> The exercise: In the listing below, locate the lines that hold the string "pour". Copy those lines.

[Begin Provided data]

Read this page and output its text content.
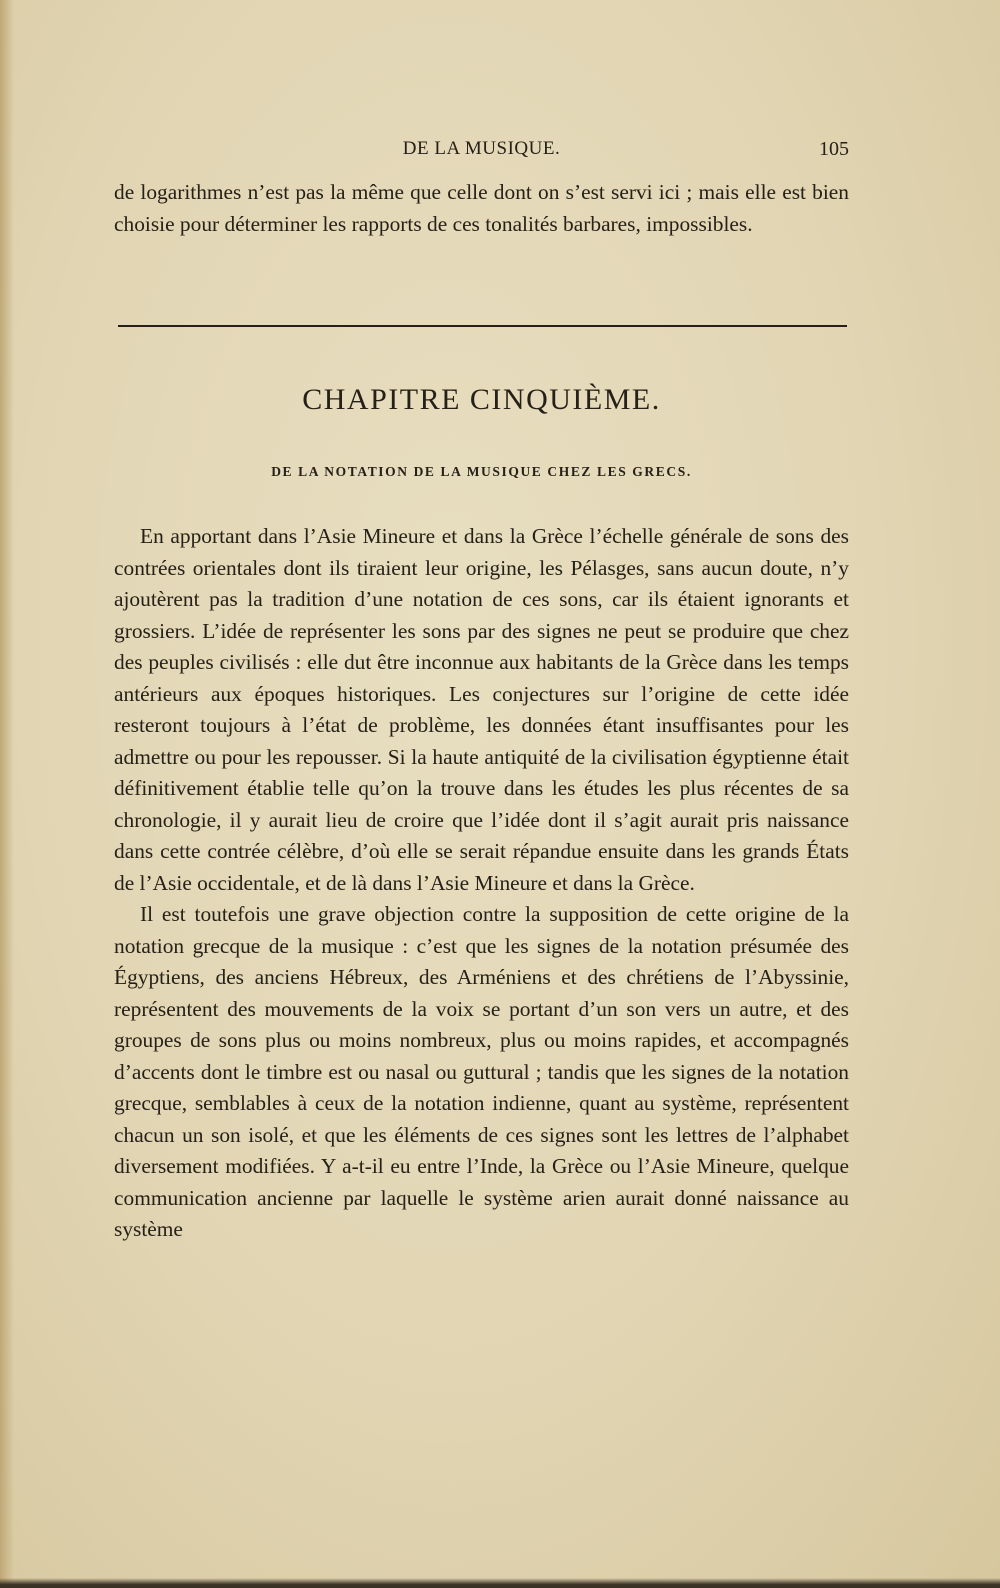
DE LA MUSIQUE.	105

de logarithmes n’est pas la même que celle dont on s’est servi ici ; mais elle est bien choisie pour déterminer les rapports de ces tonalités barbares, impossibles.

CHAPITRE CINQUIÈME.
DE LA NOTATION DE LA MUSIQUE CHEZ LES GRECS.

En apportant dans l’Asie Mineure et dans la Grèce l’échelle générale de sons des contrées orientales dont ils tiraient leur origine, les Pélasges, sans aucun doute, n’y ajoutèrent pas la tradition d’une notation de ces sons, car ils étaient ignorants et grossiers. L’idée de représenter les sons par des signes ne peut se produire que chez des peuples civilisés : elle dut être inconnue aux habitants de la Grèce dans les temps antérieurs aux époques historiques. Les conjectures sur l’origine de cette idée resteront toujours à l’état de problème, les données étant insuffisantes pour les admettre ou pour les repousser. Si la haute antiquité de la civilisation égyptienne était définitivement établie telle qu’on la trouve dans les études les plus récentes de sa chronologie, il y aurait lieu de croire que l’idée dont il s’agit aurait pris naissance dans cette contrée célèbre, d’où elle se serait répandue ensuite dans les grands États de l’Asie occidentale, et de là dans l’Asie Mineure et dans la Grèce.

Il est toutefois une grave objection contre la supposition de cette origine de la notation grecque de la musique : c’est que les signes de la notation présumée des Égyptiens, des anciens Hébreux, des Arméniens et des chrétiens de l’Abyssinie, représentent des mouvements de la voix se portant d’un son vers un autre, et des groupes de sons plus ou moins nombreux, plus ou moins rapides, et accompagnés d’accents dont le timbre est ou nasal ou guttural ; tandis que les signes de la notation grecque, semblables à ceux de la notation indienne, quant au système, représentent chacun un son isolé, et que les éléments de ces signes sont les lettres de l’alphabet diversement modifiées. Y a-t-il eu entre l’Inde, la Grèce ou l’Asie Mineure, quelque communication ancienne par laquelle le système arien aurait donné naissance au système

[End Provided data]

> Answer for the task:
de logarithmes n’est pas la même que celle dont on s’est servi ici ; mais elle est bien choisie pour déterminer les rapports de ces tonalités barbares, impossibles.
En apportant dans l’Asie Mineure et dans la Grèce l’échelle générale de sons des contrées orientales dont ils tiraient leur origine, les Pélasges, sans aucun doute, n’y ajoutèrent pas la tradition d’une notation de ces sons, car ils étaient ignorants et grossiers. L’idée de représenter les sons par des signes ne peut se produire que chez des peuples civilisés : elle dut être inconnue aux habitants de la Grèce dans les temps antérieurs aux époques historiques. Les conjectures sur l’origine de cette idée resteront toujours à l’état de problème, les données étant insuffisantes pour les admettre ou pour les repousser. Si la haute antiquité de la civilisation égyptienne était définitivement établie telle qu’on la trouve dans les études les plus récentes de sa chronologie, il y aurait lieu de croire que l’idée dont il s’agit aurait pris naissance dans cette contrée célèbre, d’où elle se serait répandue ensuite dans les grands États de l’Asie occidentale, et de là dans l’Asie Mineure et dans la Grèce.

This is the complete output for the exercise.